### Data extract

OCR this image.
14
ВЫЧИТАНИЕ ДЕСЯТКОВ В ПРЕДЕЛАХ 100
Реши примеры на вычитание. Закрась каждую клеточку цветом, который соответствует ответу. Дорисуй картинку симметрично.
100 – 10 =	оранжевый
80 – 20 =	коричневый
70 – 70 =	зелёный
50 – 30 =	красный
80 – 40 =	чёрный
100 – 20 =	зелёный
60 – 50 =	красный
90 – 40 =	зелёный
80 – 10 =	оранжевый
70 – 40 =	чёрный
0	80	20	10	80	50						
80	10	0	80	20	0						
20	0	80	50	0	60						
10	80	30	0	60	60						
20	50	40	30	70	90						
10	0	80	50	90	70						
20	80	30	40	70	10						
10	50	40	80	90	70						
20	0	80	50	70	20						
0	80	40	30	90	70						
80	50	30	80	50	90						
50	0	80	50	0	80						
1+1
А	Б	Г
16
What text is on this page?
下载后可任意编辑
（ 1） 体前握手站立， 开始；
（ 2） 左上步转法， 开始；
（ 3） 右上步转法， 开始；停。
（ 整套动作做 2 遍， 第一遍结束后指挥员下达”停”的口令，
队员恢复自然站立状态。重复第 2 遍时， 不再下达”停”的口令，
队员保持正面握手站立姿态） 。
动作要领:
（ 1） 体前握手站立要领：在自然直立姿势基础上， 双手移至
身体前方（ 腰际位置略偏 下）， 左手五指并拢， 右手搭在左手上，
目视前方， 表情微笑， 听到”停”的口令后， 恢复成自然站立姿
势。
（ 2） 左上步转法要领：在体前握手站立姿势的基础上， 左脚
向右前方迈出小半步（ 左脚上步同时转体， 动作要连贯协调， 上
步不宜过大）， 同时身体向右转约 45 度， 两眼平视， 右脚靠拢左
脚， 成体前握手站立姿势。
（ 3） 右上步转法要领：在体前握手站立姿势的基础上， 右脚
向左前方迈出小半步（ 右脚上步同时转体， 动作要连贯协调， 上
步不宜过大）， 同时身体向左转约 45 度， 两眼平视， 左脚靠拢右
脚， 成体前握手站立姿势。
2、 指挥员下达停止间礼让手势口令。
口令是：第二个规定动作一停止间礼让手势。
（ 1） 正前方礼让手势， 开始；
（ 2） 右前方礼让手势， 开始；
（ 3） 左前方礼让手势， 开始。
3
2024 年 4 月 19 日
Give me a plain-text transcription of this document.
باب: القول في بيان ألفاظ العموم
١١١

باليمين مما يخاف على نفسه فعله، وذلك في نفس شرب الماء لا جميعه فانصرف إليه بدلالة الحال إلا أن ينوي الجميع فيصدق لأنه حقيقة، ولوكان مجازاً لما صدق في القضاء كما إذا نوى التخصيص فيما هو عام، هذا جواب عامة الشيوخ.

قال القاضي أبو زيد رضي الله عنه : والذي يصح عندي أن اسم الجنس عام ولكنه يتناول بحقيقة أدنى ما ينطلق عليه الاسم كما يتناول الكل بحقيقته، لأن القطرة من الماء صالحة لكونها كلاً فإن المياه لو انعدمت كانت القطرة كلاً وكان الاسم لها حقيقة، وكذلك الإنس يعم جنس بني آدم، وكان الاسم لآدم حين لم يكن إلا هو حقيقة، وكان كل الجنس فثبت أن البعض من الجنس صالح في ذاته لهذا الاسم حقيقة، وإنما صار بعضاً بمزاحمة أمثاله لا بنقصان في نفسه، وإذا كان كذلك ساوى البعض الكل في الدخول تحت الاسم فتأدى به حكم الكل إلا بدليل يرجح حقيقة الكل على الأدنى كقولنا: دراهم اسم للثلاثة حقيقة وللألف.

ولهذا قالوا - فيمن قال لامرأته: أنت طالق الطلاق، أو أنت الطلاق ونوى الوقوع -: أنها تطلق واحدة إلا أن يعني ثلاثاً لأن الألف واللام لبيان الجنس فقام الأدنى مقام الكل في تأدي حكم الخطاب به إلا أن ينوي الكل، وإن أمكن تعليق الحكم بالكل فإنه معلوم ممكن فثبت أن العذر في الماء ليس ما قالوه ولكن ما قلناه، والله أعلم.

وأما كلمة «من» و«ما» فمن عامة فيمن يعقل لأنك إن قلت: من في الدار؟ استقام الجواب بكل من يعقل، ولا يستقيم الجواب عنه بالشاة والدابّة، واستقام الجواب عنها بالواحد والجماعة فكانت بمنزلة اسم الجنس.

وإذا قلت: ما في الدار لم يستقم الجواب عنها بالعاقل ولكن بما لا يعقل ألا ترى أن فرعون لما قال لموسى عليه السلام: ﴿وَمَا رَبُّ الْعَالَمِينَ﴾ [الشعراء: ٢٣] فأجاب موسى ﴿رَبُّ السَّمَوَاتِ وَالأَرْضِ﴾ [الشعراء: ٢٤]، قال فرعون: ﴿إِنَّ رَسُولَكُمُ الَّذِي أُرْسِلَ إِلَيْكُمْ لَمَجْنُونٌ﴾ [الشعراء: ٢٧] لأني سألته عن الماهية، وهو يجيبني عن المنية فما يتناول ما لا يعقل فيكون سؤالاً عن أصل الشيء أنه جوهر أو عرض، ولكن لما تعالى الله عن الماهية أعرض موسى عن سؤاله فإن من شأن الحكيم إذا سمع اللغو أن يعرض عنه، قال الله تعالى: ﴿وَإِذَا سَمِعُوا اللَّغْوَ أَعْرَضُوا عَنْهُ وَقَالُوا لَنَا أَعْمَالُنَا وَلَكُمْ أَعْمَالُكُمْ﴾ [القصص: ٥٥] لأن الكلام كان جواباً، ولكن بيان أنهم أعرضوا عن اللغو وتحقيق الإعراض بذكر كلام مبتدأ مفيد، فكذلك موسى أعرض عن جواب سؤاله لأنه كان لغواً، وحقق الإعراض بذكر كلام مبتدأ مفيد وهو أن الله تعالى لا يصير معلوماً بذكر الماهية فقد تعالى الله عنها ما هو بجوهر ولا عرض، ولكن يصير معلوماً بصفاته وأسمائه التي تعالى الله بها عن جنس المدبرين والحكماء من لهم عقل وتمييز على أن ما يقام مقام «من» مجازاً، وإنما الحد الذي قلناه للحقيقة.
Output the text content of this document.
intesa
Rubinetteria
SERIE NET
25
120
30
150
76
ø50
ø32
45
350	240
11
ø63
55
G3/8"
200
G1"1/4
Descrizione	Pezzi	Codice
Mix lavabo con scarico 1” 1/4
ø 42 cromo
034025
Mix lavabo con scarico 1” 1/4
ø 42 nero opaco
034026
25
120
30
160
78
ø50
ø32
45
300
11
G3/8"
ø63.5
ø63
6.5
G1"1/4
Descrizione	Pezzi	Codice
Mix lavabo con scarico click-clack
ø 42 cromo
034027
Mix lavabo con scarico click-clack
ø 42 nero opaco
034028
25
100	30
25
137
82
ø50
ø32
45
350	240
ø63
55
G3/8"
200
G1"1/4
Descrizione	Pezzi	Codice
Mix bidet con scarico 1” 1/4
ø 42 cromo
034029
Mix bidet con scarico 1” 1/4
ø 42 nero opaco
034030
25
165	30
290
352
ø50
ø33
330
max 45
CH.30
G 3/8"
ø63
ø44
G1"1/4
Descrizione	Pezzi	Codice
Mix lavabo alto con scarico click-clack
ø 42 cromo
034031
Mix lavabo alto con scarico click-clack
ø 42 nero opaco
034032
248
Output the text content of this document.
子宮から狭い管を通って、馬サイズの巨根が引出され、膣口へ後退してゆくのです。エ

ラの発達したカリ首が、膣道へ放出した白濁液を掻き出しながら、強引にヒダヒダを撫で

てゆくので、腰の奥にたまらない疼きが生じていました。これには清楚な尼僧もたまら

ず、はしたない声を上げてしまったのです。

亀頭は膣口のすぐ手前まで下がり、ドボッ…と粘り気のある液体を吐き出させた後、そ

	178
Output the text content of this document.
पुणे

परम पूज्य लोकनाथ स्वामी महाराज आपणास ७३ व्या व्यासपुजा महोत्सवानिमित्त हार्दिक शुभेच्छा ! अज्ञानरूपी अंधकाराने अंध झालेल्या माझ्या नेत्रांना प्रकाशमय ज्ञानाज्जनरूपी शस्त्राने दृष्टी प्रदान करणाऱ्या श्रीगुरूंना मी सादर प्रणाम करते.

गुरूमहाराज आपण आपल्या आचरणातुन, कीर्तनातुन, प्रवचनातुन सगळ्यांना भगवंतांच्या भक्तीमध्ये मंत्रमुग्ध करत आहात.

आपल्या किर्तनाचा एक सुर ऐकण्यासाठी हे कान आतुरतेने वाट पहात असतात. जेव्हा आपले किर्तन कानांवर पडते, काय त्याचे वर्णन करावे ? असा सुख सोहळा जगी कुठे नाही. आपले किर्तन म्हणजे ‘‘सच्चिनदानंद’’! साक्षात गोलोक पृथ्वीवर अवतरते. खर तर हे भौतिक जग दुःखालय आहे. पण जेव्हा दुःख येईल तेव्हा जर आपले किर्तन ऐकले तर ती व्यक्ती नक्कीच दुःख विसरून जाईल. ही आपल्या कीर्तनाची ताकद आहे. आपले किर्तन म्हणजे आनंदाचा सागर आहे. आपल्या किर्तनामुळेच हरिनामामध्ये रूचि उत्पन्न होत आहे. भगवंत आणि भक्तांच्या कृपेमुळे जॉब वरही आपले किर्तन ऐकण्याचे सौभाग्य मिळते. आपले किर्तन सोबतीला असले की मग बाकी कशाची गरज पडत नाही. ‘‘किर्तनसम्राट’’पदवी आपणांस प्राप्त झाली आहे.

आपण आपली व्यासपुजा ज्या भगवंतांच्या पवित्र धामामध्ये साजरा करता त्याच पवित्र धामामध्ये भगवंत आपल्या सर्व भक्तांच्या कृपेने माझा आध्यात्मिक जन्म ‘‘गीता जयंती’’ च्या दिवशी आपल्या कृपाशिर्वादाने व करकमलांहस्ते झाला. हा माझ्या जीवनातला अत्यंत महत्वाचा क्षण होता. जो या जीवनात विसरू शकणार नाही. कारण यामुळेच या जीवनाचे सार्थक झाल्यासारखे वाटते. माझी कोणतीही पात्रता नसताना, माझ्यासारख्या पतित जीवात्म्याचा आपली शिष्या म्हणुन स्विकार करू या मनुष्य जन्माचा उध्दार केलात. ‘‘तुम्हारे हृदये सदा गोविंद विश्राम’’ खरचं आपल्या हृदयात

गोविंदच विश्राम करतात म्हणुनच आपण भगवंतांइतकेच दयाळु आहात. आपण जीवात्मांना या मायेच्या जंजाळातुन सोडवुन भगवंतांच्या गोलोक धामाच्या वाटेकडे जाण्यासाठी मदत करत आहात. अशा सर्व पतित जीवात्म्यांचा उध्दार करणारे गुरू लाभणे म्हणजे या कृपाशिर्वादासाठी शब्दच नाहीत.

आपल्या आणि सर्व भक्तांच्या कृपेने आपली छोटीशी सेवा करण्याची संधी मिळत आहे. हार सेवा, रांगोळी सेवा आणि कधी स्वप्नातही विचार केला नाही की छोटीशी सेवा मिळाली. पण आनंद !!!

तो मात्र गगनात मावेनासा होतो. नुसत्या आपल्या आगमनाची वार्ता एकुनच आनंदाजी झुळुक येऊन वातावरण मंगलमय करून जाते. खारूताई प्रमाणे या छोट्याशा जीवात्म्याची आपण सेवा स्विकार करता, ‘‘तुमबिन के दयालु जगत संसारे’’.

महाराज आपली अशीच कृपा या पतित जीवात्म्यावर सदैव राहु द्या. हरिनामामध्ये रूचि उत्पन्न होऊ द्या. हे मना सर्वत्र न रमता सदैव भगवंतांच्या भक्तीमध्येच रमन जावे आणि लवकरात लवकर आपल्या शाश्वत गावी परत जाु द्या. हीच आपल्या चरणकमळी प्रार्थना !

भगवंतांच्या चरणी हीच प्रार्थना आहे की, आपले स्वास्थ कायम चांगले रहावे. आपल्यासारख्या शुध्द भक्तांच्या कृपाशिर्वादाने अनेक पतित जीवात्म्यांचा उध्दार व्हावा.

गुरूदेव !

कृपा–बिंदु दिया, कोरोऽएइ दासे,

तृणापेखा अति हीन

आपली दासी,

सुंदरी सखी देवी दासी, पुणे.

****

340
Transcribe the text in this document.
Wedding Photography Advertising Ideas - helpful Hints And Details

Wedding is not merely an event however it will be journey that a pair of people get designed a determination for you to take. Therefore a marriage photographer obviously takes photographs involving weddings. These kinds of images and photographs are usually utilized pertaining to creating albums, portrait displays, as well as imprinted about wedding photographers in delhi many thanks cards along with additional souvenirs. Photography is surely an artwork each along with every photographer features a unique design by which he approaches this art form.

######

• [Brief]:
Gather from the records above every line containing the string "Wedding".

• [Complete response]:
Wedding Photography Advertising Ideas - helpful Hints And Details
Wedding is not merely an event however it will be journey that a pair of people get designed a determination for you to take. Therefore a marriage photographer obviously takes photographs involving weddings. These kinds of images and photographs are usually utilized pertaining to creating albums, portrait displays, as well as imprinted about wedding photographers in delhi many thanks cards along with additional souvenirs. Photography is surely an artwork each along with every photographer features a unique design by which he approaches this art form.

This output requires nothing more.